◆ EXERCISE TASK ◆
Write out every entry precisely as given, leaving the pictures out.

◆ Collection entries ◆
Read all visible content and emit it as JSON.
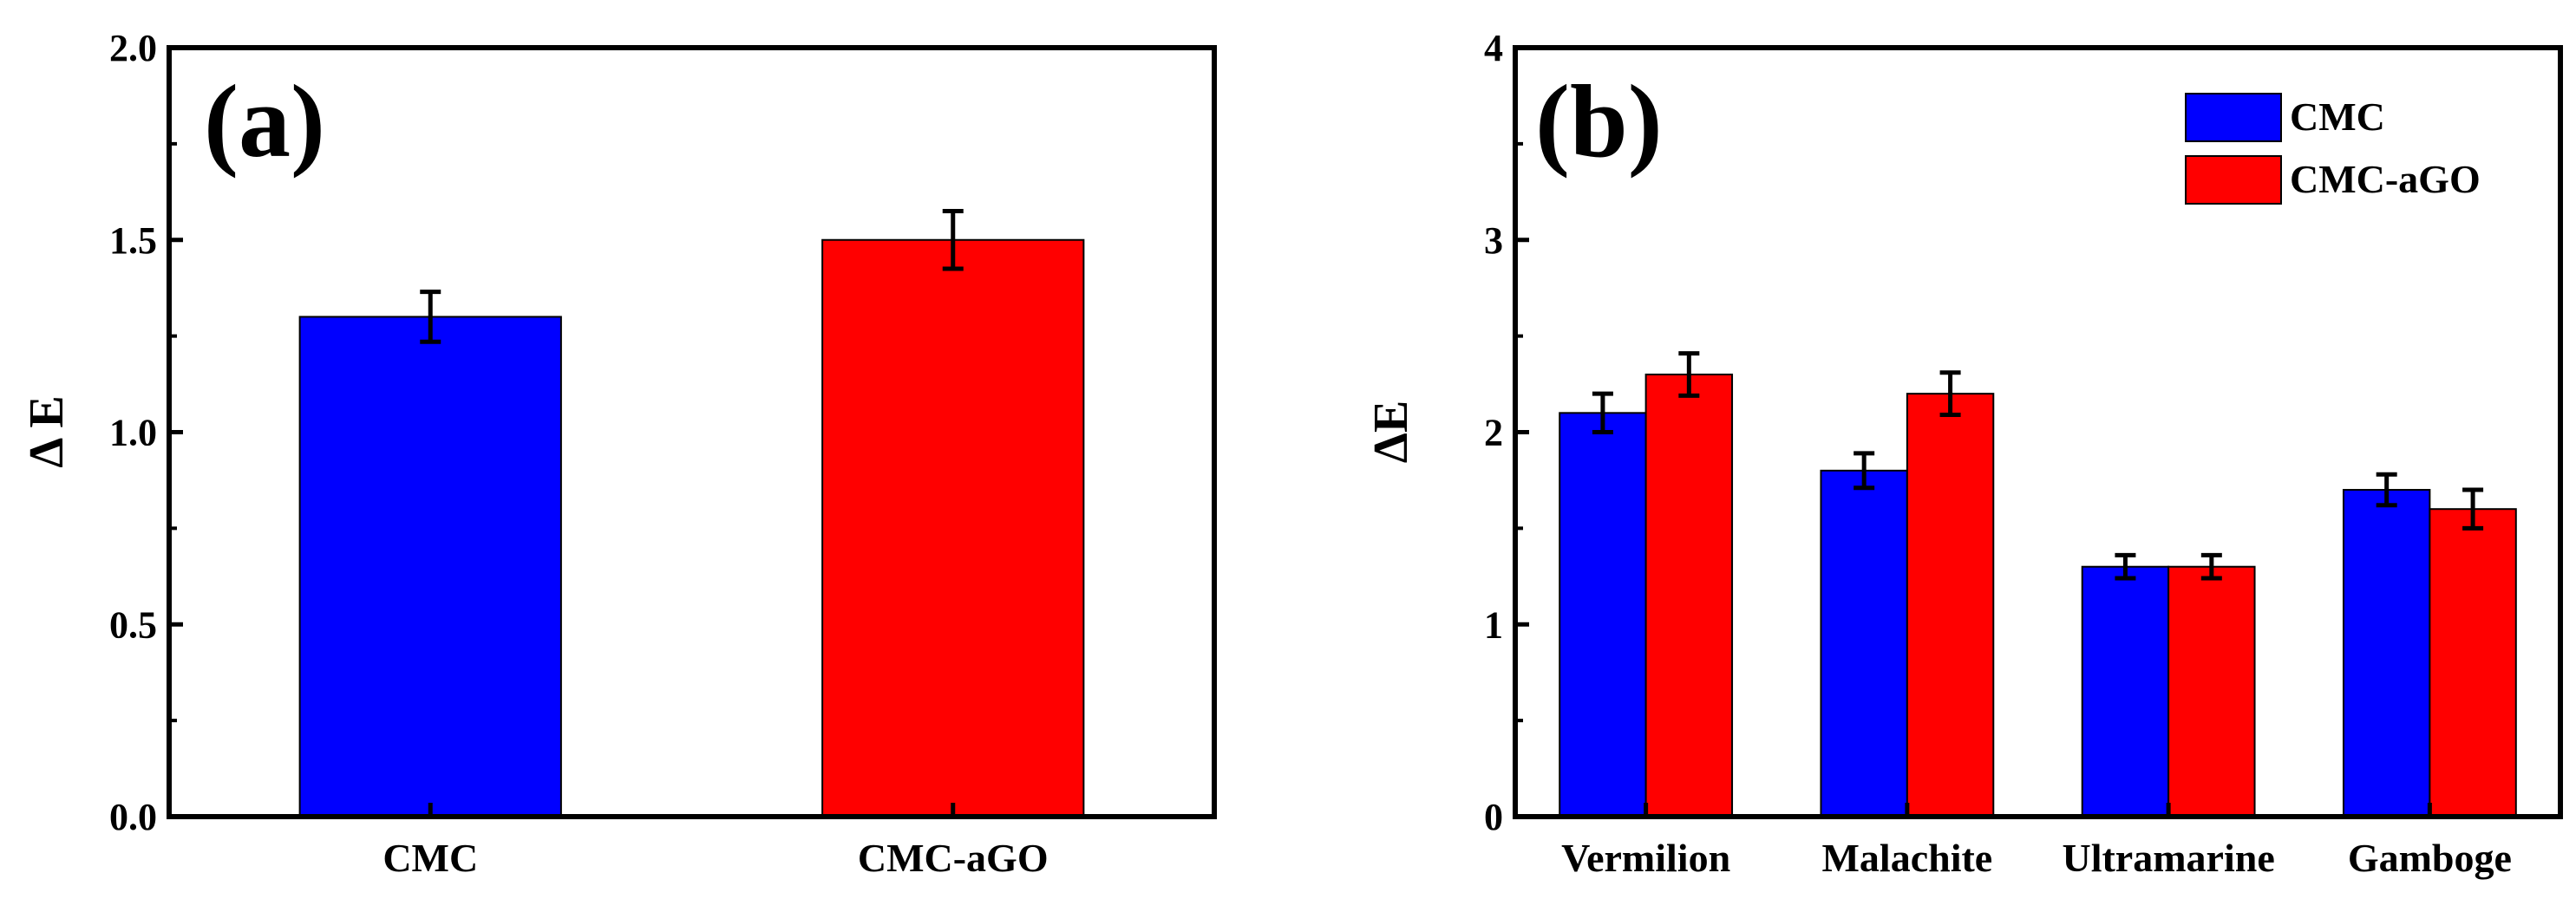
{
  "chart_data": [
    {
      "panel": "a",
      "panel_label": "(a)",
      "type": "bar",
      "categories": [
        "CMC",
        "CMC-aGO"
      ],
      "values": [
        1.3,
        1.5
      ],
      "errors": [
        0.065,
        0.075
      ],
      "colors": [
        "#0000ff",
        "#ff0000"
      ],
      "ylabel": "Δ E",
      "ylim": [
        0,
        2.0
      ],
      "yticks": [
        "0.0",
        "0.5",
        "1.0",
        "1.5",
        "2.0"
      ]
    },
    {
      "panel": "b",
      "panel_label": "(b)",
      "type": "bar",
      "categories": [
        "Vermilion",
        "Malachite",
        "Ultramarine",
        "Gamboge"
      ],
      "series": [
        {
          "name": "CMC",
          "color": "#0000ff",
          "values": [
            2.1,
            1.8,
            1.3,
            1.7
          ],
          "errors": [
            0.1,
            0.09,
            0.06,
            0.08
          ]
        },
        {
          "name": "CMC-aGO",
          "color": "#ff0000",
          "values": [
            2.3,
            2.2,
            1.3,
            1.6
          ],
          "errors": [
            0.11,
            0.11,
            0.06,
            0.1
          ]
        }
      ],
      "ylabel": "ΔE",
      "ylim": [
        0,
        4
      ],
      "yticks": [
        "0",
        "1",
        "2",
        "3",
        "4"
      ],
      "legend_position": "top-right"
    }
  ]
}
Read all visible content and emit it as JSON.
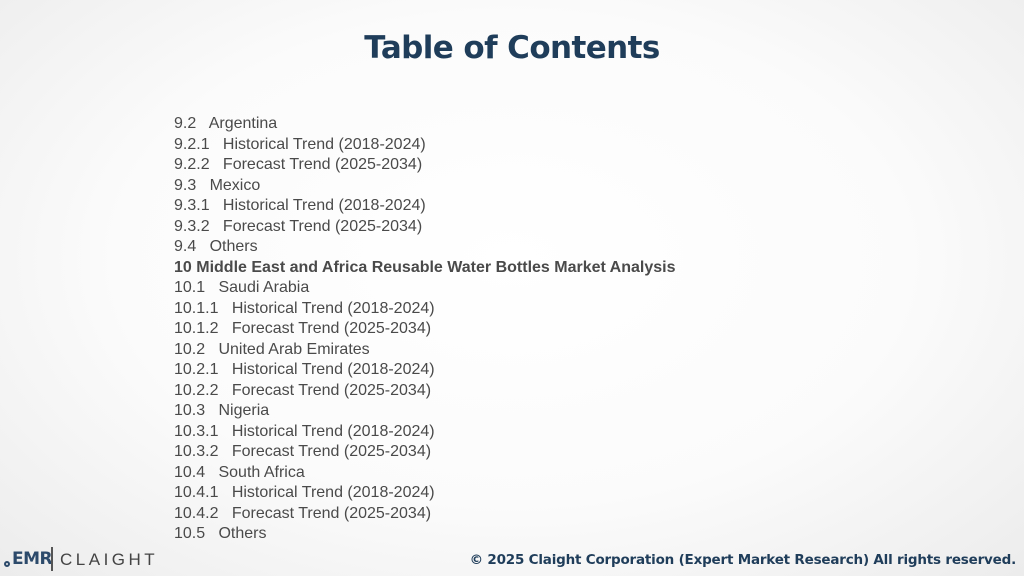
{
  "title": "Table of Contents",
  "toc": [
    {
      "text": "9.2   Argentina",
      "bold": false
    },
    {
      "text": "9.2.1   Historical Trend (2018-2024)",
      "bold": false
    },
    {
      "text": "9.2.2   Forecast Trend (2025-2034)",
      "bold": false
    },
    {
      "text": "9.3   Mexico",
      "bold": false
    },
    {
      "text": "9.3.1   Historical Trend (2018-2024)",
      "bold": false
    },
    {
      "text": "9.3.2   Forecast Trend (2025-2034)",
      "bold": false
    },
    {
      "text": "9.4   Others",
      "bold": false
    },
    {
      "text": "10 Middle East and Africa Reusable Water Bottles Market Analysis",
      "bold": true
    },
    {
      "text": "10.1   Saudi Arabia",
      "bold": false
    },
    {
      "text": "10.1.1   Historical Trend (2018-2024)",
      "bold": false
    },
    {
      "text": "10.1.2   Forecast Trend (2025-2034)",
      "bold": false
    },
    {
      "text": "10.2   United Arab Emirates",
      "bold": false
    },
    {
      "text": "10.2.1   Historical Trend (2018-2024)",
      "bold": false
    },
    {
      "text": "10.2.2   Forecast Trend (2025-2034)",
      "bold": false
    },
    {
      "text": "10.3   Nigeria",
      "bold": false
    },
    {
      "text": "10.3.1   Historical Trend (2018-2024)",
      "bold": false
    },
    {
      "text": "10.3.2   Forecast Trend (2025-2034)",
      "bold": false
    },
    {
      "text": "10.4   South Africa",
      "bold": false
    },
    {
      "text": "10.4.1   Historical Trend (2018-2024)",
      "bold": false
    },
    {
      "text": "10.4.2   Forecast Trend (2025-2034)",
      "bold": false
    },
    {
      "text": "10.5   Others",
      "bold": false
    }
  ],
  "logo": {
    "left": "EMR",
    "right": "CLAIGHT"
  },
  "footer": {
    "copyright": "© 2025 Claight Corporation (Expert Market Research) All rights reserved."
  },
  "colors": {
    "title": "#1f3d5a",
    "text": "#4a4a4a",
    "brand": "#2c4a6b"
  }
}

◆ OUTPUT OF THE EXERCISE ◆
Read all visible content and emit it as JSON.
{
  "chart_data": [
    {
      "panel": "a",
      "panel_label": "(a)",
      "type": "bar",
      "categories": [
        "CMC",
        "CMC-aGO"
      ],
      "values": [
        1.3,
        1.5
      ],
      "errors": [
        0.065,
        0.075
      ],
      "colors": [
        "#0000ff",
        "#ff0000"
      ],
      "ylabel": "Δ E",
      "ylim": [
        0,
        2.0
      ],
      "yticks": [
        "0.0",
        "0.5",
        "1.0",
        "1.5",
        "2.0"
      ]
    },
    {
      "panel": "b",
      "panel_label": "(b)",
      "type": "bar",
      "categories": [
        "Vermilion",
        "Malachite",
        "Ultramarine",
        "Gamboge"
      ],
      "series": [
        {
          "name": "CMC",
          "color": "#0000ff",
          "values": [
            2.1,
            1.8,
            1.3,
            1.7
          ],
          "errors": [
            0.1,
            0.09,
            0.06,
            0.08
          ]
        },
        {
          "name": "CMC-aGO",
          "color": "#ff0000",
          "values": [
            2.3,
            2.2,
            1.3,
            1.6
          ],
          "errors": [
            0.11,
            0.11,
            0.06,
            0.1
          ]
        }
      ],
      "ylabel": "ΔE",
      "ylim": [
        0,
        4
      ],
      "yticks": [
        "0",
        "1",
        "2",
        "3",
        "4"
      ],
      "legend_position": "top-right"
    }
  ]
}
Read all visible content and emit it as JSON.
{
  "title": "Table of Contents",
  "toc": [
    {
      "text": "9.2   Argentina",
      "bold": false
    },
    {
      "text": "9.2.1   Historical Trend (2018-2024)",
      "bold": false
    },
    {
      "text": "9.2.2   Forecast Trend (2025-2034)",
      "bold": false
    },
    {
      "text": "9.3   Mexico",
      "bold": false
    },
    {
      "text": "9.3.1   Historical Trend (2018-2024)",
      "bold": false
    },
    {
      "text": "9.3.2   Forecast Trend (2025-2034)",
      "bold": false
    },
    {
      "text": "9.4   Others",
      "bold": false
    },
    {
      "text": "10 Middle East and Africa Reusable Water Bottles Market Analysis",
      "bold": true
    },
    {
      "text": "10.1   Saudi Arabia",
      "bold": false
    },
    {
      "text": "10.1.1   Historical Trend (2018-2024)",
      "bold": false
    },
    {
      "text": "10.1.2   Forecast Trend (2025-2034)",
      "bold": false
    },
    {
      "text": "10.2   United Arab Emirates",
      "bold": false
    },
    {
      "text": "10.2.1   Historical Trend (2018-2024)",
      "bold": false
    },
    {
      "text": "10.2.2   Forecast Trend (2025-2034)",
      "bold": false
    },
    {
      "text": "10.3   Nigeria",
      "bold": false
    },
    {
      "text": "10.3.1   Historical Trend (2018-2024)",
      "bold": false
    },
    {
      "text": "10.3.2   Forecast Trend (2025-2034)",
      "bold": false
    },
    {
      "text": "10.4   South Africa",
      "bold": false
    },
    {
      "text": "10.4.1   Historical Trend (2018-2024)",
      "bold": false
    },
    {
      "text": "10.4.2   Forecast Trend (2025-2034)",
      "bold": false
    },
    {
      "text": "10.5   Others",
      "bold": false
    }
  ],
  "logo": {
    "left": "EMR",
    "right": "CLAIGHT"
  },
  "footer": {
    "copyright": "© 2025 Claight Corporation (Expert Market Research) All rights reserved."
  },
  "colors": {
    "title": "#1f3d5a",
    "text": "#4a4a4a",
    "brand": "#2c4a6b"
  }
}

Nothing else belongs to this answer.